[Extracted records]

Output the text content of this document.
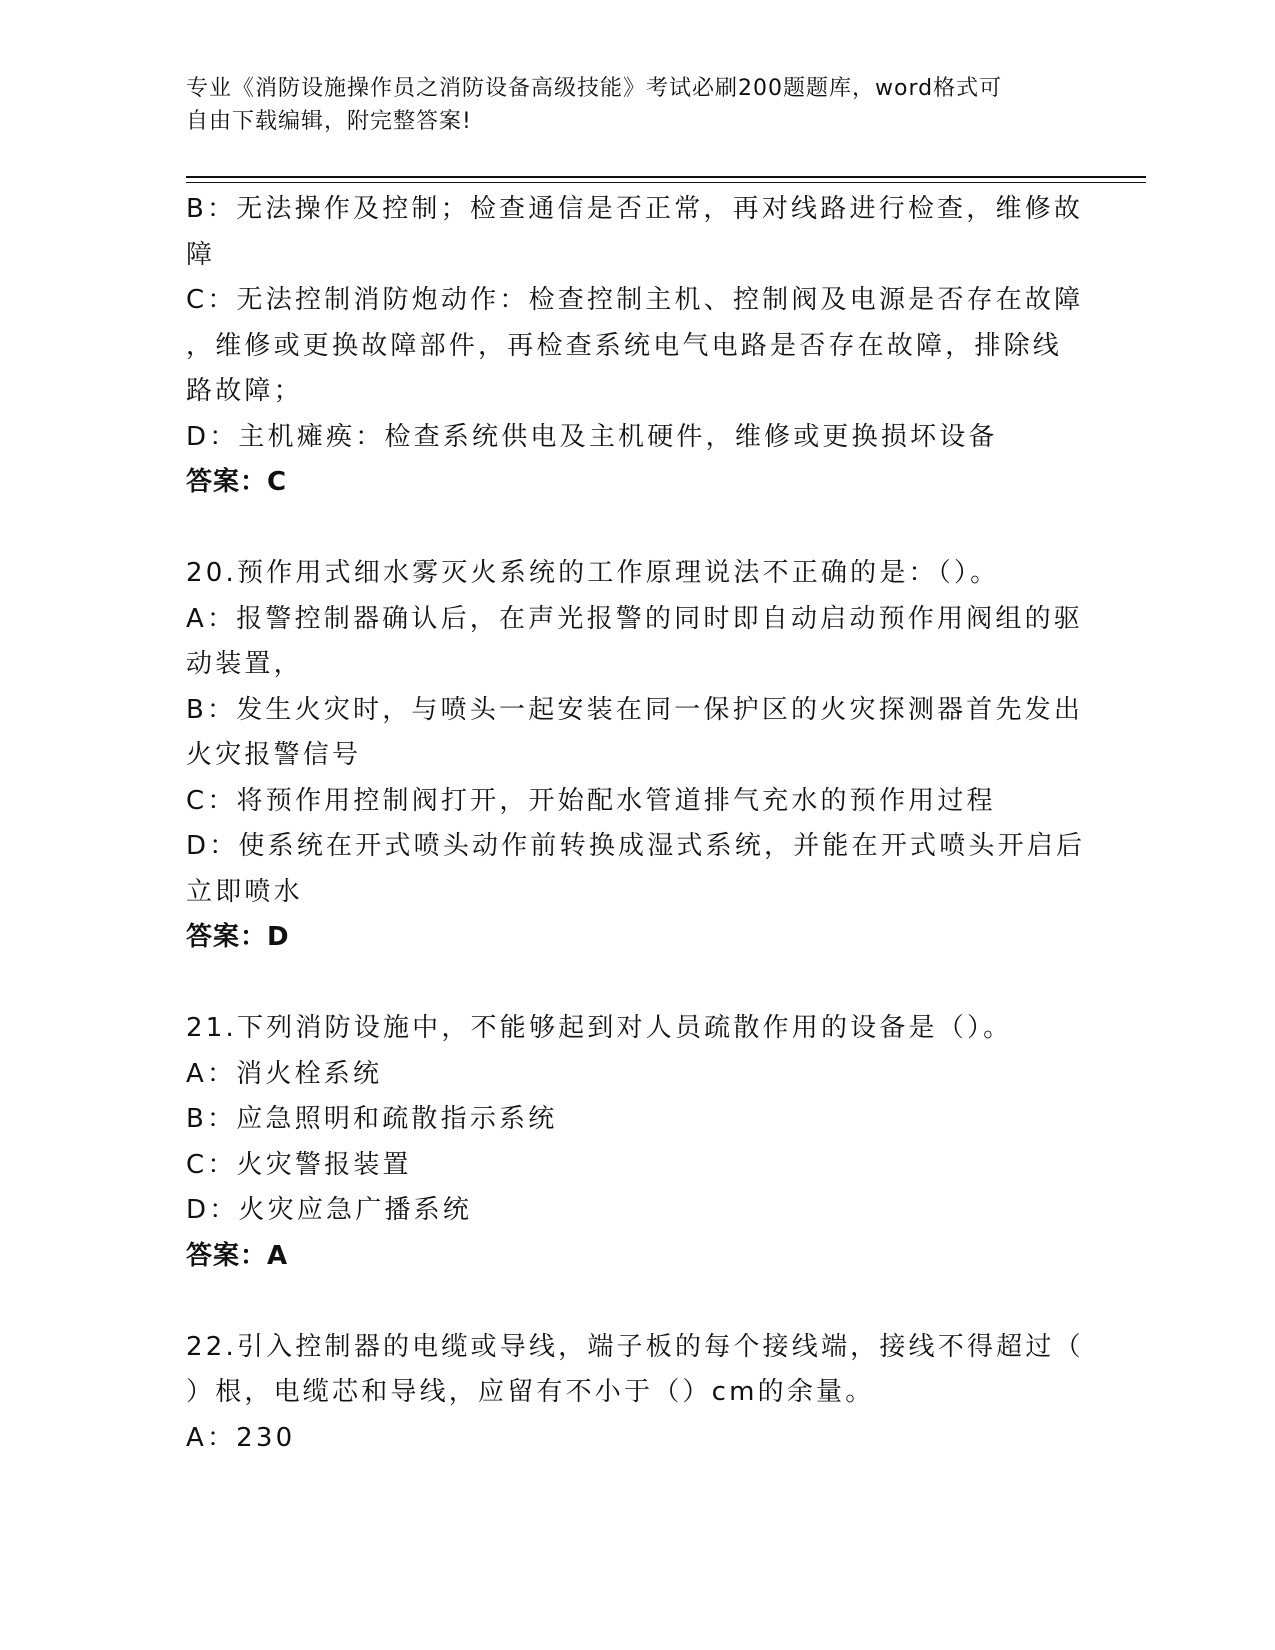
专业《消防设施操作员之消防设备高级技能》考试必刷200题题库，word格式可
自由下载编辑，附完整答案!
B：无法操作及控制；检查通信是否正常，再对线路进行检查，维修故
障
C：无法控制消防炮动作：检查控制主机、控制阀及电源是否存在故障
，维修或更换故障部件，再检查系统电气电路是否存在故障，排除线
路故障；
D：主机瘫痪：检查系统供电及主机硬件，维修或更换损坏设备
答案：C
20.预作用式细水雾灭火系统的工作原理说法不正确的是：（）。
A：报警控制器确认后，在声光报警的同时即自动启动预作用阀组的驱
动装置，
B：发生火灾时，与喷头一起安装在同一保护区的火灾探测器首先发出
火灾报警信号
C：将预作用控制阀打开，开始配水管道排气充水的预作用过程
D：使系统在开式喷头动作前转换成湿式系统，并能在开式喷头开启后
立即喷水
答案：D
21.下列消防设施中，不能够起到对人员疏散作用的设备是（）。
A：消火栓系统
B：应急照明和疏散指示系统
C：火灾警报装置
D：火灾应急广播系统
答案：A
22.引入控制器的电缆或导线，端子板的每个接线端，接线不得超过（
）根，电缆芯和导线，应留有不小于（）cm的余量。
A：230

▸ **Directive**
Restate each entry word for word, please, but drop any images it holds.

▸ **Full output**
Output the text content of this document.
专业《消防设施操作员之消防设备高级技能》考试必刷200题题库，word格式可
自由下载编辑，附完整答案!
B：无法操作及控制；检查通信是否正常，再对线路进行检查，维修故
障
C：无法控制消防炮动作：检查控制主机、控制阀及电源是否存在故障
，维修或更换故障部件，再检查系统电气电路是否存在故障，排除线
路故障；
D：主机瘫痪：检查系统供电及主机硬件，维修或更换损坏设备
答案：C
20.预作用式细水雾灭火系统的工作原理说法不正确的是：（）。
A：报警控制器确认后，在声光报警的同时即自动启动预作用阀组的驱
动装置，
B：发生火灾时，与喷头一起安装在同一保护区的火灾探测器首先发出
火灾报警信号
C：将预作用控制阀打开，开始配水管道排气充水的预作用过程
D：使系统在开式喷头动作前转换成湿式系统，并能在开式喷头开启后
立即喷水
答案：D
21.下列消防设施中，不能够起到对人员疏散作用的设备是（）。
A：消火栓系统
B：应急照明和疏散指示系统
C：火灾警报装置
D：火灾应急广播系统
答案：A
22.引入控制器的电缆或导线，端子板的每个接线端，接线不得超过（
）根，电缆芯和导线，应留有不小于（）cm的余量。
A：230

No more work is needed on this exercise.